[Data entries for graphics]
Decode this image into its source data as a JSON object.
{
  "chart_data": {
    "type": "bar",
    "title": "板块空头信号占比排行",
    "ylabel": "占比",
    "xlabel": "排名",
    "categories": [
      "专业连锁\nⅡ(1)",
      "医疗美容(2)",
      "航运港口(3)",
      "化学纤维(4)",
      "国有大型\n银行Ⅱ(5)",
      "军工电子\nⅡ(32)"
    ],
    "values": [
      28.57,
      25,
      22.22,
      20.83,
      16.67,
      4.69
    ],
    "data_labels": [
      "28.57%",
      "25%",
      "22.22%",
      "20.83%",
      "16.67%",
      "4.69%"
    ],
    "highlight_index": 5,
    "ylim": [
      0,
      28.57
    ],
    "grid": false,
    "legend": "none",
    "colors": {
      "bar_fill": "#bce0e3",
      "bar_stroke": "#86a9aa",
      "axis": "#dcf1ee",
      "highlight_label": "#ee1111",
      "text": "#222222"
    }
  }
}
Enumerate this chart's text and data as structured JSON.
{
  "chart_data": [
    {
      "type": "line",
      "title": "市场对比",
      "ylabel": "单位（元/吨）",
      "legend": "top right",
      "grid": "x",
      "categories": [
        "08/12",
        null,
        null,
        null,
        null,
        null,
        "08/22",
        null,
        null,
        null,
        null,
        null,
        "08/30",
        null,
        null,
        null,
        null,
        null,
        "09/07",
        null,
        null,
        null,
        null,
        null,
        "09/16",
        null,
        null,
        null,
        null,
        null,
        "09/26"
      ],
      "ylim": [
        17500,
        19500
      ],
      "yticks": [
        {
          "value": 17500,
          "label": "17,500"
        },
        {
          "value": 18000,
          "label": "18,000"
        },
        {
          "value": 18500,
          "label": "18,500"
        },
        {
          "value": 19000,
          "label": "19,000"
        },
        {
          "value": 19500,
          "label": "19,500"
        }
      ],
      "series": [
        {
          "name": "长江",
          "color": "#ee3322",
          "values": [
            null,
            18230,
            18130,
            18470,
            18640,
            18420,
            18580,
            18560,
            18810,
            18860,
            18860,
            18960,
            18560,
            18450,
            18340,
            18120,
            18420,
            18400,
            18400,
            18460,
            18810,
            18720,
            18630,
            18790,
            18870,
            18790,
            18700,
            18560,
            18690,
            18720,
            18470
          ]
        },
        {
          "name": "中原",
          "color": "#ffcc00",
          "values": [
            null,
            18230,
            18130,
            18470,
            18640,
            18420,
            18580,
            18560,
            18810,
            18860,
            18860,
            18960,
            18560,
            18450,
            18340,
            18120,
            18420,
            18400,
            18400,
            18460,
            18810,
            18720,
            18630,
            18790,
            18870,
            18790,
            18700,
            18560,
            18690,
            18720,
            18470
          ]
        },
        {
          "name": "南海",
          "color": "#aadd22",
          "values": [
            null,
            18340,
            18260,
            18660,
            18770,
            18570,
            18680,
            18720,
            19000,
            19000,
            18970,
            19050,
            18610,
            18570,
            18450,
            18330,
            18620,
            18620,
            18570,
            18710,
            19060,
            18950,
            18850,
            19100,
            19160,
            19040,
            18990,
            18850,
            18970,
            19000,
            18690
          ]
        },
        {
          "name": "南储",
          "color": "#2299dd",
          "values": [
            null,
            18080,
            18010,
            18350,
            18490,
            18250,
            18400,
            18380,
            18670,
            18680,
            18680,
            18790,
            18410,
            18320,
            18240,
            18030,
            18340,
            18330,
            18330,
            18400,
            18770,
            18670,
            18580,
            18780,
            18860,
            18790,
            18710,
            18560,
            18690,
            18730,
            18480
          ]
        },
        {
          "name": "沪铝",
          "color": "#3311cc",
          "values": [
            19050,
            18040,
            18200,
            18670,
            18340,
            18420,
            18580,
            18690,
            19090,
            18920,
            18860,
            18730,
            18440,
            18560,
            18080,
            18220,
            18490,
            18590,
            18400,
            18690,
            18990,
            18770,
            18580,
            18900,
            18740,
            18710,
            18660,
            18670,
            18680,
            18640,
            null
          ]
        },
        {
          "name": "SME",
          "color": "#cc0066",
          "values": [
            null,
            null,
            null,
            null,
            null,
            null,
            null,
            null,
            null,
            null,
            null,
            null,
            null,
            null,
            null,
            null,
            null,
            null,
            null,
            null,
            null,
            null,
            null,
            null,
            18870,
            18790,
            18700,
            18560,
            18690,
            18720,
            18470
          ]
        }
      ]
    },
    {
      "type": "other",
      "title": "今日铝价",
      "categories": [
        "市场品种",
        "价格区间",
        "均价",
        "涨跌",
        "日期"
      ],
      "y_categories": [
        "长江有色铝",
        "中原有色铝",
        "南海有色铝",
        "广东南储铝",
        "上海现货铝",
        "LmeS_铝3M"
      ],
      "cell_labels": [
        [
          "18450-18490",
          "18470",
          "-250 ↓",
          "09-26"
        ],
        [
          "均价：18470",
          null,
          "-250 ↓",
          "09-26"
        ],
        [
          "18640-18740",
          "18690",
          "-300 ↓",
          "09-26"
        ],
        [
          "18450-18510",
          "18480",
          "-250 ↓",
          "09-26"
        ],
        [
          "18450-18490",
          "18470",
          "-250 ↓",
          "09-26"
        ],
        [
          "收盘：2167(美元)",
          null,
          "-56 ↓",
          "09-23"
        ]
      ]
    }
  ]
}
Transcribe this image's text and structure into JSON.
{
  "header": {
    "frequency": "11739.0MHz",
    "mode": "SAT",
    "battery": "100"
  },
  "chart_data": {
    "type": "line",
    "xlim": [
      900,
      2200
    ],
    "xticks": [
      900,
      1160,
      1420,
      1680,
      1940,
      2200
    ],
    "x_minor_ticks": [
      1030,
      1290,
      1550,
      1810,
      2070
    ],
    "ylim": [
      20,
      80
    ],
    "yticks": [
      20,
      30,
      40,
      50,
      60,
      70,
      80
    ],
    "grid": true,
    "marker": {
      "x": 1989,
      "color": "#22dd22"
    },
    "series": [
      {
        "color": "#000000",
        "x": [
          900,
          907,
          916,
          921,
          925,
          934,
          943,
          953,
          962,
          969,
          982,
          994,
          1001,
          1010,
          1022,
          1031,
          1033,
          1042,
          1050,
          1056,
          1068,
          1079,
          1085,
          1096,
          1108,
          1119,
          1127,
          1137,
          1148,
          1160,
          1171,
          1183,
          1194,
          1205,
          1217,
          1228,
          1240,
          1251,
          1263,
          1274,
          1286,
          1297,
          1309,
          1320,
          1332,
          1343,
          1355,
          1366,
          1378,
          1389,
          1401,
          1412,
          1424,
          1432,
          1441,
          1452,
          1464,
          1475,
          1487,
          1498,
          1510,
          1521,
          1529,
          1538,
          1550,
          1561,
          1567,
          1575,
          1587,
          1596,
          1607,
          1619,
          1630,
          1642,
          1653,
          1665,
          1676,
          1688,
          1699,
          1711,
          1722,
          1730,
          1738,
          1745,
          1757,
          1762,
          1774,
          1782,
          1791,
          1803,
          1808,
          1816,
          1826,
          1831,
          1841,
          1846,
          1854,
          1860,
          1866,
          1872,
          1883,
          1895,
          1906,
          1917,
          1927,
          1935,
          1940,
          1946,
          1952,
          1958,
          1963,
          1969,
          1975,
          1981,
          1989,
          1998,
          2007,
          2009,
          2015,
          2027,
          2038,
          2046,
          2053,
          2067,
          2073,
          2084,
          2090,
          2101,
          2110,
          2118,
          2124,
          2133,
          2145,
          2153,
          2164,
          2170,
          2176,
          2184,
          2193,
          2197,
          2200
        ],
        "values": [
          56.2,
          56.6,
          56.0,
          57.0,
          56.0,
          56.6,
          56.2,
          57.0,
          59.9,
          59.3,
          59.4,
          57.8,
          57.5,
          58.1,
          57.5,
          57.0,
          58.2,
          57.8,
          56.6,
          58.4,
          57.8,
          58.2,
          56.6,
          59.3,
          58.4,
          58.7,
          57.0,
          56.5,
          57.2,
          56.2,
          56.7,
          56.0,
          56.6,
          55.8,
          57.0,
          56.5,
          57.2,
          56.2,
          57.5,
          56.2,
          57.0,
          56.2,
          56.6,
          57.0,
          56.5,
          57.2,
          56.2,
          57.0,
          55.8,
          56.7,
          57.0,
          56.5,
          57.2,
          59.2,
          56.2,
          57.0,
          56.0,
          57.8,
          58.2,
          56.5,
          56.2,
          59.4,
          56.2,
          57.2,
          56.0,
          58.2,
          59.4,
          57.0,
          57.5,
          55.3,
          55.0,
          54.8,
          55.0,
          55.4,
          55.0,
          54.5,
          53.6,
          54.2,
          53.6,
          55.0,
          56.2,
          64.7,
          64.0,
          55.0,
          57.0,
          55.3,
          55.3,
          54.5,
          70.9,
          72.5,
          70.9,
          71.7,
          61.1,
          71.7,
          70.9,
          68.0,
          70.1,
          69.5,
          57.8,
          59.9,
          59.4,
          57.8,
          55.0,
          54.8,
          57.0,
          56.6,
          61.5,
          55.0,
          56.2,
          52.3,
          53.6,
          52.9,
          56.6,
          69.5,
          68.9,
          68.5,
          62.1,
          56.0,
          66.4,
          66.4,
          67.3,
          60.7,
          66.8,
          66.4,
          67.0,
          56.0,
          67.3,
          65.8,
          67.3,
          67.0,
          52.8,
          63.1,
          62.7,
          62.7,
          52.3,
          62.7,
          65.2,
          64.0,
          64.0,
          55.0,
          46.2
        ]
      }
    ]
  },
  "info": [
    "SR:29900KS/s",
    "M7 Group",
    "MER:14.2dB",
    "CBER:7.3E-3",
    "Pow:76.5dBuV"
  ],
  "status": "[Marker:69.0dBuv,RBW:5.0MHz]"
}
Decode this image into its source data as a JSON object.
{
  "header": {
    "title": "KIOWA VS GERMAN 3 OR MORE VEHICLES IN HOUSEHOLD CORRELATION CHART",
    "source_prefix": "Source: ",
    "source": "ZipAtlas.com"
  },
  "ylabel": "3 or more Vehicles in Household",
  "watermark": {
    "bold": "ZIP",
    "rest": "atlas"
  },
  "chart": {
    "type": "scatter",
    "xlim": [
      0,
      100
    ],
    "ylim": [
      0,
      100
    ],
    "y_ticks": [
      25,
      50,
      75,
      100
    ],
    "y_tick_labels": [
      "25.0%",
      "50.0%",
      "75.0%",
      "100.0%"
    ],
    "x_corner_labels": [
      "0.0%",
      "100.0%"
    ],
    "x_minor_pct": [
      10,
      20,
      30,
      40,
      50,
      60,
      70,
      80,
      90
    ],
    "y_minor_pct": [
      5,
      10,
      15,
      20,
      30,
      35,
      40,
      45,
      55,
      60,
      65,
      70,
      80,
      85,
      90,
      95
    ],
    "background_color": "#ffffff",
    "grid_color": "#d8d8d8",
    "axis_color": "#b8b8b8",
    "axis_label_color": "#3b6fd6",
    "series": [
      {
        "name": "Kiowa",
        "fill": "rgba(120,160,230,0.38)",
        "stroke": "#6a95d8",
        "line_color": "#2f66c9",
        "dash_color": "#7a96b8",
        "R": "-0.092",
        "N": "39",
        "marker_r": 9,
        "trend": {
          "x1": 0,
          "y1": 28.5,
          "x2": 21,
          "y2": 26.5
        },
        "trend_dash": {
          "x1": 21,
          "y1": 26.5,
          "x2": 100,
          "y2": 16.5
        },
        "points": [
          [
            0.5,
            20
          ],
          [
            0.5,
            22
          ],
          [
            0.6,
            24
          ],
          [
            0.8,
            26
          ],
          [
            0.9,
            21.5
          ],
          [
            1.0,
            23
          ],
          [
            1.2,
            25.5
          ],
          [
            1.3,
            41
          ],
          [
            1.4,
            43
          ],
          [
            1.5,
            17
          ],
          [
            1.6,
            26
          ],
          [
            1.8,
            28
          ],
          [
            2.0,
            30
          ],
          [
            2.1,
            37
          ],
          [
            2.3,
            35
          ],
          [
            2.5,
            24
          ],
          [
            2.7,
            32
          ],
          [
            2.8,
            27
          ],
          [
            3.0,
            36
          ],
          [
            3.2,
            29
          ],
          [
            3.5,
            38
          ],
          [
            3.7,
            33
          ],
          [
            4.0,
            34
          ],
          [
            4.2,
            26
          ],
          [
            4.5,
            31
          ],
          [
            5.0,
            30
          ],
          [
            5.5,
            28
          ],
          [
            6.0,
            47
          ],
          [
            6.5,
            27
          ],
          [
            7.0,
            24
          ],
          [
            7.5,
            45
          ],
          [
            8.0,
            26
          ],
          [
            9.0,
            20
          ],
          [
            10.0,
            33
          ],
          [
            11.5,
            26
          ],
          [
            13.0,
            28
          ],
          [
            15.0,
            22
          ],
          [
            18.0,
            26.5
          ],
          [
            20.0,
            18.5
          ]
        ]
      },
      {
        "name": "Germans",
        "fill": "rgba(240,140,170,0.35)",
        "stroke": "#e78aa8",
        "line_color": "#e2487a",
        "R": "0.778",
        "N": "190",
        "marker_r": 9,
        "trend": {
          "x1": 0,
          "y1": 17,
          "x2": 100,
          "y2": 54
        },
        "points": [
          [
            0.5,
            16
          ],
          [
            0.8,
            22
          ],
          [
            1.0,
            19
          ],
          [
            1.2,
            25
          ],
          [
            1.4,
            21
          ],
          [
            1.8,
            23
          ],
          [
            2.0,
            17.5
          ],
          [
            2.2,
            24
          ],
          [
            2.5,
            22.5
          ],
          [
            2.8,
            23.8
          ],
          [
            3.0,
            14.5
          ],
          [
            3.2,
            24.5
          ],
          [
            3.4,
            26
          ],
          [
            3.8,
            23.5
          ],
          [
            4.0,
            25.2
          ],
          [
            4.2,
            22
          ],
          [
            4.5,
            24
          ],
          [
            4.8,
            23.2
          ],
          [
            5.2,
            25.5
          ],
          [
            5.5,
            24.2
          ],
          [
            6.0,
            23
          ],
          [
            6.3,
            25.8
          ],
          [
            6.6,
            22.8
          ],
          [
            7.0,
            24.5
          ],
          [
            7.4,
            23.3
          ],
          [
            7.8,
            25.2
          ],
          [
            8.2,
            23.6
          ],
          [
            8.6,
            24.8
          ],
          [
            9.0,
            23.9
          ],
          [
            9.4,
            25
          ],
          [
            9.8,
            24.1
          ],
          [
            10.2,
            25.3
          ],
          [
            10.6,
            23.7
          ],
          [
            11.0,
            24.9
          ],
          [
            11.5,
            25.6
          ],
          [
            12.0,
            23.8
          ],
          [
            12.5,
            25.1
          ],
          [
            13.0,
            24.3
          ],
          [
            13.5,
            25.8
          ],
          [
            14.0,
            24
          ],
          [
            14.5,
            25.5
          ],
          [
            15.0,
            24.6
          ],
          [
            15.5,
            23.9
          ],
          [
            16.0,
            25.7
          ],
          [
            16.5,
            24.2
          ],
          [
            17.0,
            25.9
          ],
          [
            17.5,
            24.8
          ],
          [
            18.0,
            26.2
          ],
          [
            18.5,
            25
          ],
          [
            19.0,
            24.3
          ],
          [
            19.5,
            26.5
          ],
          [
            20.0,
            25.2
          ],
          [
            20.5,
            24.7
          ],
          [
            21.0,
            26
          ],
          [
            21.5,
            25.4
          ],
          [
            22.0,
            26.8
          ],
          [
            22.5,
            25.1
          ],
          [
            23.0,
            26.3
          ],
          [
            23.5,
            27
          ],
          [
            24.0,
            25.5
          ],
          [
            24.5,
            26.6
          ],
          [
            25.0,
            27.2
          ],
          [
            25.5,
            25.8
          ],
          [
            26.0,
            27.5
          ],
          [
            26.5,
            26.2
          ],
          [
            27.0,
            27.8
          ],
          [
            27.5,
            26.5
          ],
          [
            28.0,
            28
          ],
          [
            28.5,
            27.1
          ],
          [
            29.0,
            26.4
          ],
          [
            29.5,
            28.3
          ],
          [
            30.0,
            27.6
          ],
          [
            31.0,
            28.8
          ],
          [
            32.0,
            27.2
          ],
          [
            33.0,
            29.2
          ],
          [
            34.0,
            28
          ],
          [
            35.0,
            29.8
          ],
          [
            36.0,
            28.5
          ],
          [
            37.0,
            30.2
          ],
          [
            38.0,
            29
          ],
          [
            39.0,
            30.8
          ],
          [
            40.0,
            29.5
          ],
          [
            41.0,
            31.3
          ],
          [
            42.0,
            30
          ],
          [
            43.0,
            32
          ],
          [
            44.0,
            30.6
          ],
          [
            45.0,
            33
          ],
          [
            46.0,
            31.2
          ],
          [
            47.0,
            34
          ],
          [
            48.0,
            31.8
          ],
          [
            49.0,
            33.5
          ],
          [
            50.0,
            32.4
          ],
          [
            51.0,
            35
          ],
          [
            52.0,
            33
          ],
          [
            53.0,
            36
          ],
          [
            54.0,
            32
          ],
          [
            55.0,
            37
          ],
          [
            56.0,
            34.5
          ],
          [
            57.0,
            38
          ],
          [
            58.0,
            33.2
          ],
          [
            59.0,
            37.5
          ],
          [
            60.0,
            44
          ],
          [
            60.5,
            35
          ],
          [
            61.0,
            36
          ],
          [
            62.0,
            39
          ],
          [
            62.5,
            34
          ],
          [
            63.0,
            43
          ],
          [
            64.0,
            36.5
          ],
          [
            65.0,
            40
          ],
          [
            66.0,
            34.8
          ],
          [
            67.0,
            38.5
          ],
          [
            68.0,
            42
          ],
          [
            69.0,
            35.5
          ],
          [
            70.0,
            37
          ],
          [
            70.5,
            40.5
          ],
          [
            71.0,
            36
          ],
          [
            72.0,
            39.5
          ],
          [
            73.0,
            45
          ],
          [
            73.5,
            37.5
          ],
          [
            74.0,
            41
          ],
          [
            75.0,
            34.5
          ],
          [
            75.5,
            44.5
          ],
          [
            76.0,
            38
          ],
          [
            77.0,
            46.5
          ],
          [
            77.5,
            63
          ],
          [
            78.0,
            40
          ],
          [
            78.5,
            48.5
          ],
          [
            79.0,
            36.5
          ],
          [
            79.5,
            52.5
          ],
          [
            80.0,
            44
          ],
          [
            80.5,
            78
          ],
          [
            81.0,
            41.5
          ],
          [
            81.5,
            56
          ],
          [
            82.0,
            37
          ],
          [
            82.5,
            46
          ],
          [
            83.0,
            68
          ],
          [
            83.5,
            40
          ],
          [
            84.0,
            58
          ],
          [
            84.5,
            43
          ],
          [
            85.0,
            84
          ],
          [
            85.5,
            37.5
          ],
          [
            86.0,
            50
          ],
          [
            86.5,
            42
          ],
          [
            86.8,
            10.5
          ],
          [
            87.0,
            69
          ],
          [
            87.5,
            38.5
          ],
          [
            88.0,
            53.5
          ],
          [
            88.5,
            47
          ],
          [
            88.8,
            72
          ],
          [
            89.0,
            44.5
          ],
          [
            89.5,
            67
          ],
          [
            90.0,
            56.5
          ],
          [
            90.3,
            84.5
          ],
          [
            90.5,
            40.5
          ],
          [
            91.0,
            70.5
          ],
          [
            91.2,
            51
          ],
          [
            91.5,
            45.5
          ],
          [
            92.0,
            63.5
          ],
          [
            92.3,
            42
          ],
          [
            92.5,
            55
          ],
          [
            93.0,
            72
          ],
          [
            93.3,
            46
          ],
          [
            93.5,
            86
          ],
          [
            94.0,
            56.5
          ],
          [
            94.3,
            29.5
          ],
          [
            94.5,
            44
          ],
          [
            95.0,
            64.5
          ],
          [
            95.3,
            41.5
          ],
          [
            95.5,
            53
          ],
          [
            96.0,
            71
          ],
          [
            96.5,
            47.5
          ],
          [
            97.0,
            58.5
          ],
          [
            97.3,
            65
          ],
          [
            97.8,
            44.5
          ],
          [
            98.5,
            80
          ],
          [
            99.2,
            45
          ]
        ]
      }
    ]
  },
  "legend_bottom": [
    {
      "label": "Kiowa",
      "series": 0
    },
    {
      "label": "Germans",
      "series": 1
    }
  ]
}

Exercise instructions => Read the data above. Pull out each line in which the string "title" appears.

Complete output =>
    "title": "板块空头信号占比排行",
      "title": "市场对比",
      "title": "今日铝价",
    "title": "KIOWA VS GERMAN 3 OR MORE VEHICLES IN HOUSEHOLD CORRELATION CHART",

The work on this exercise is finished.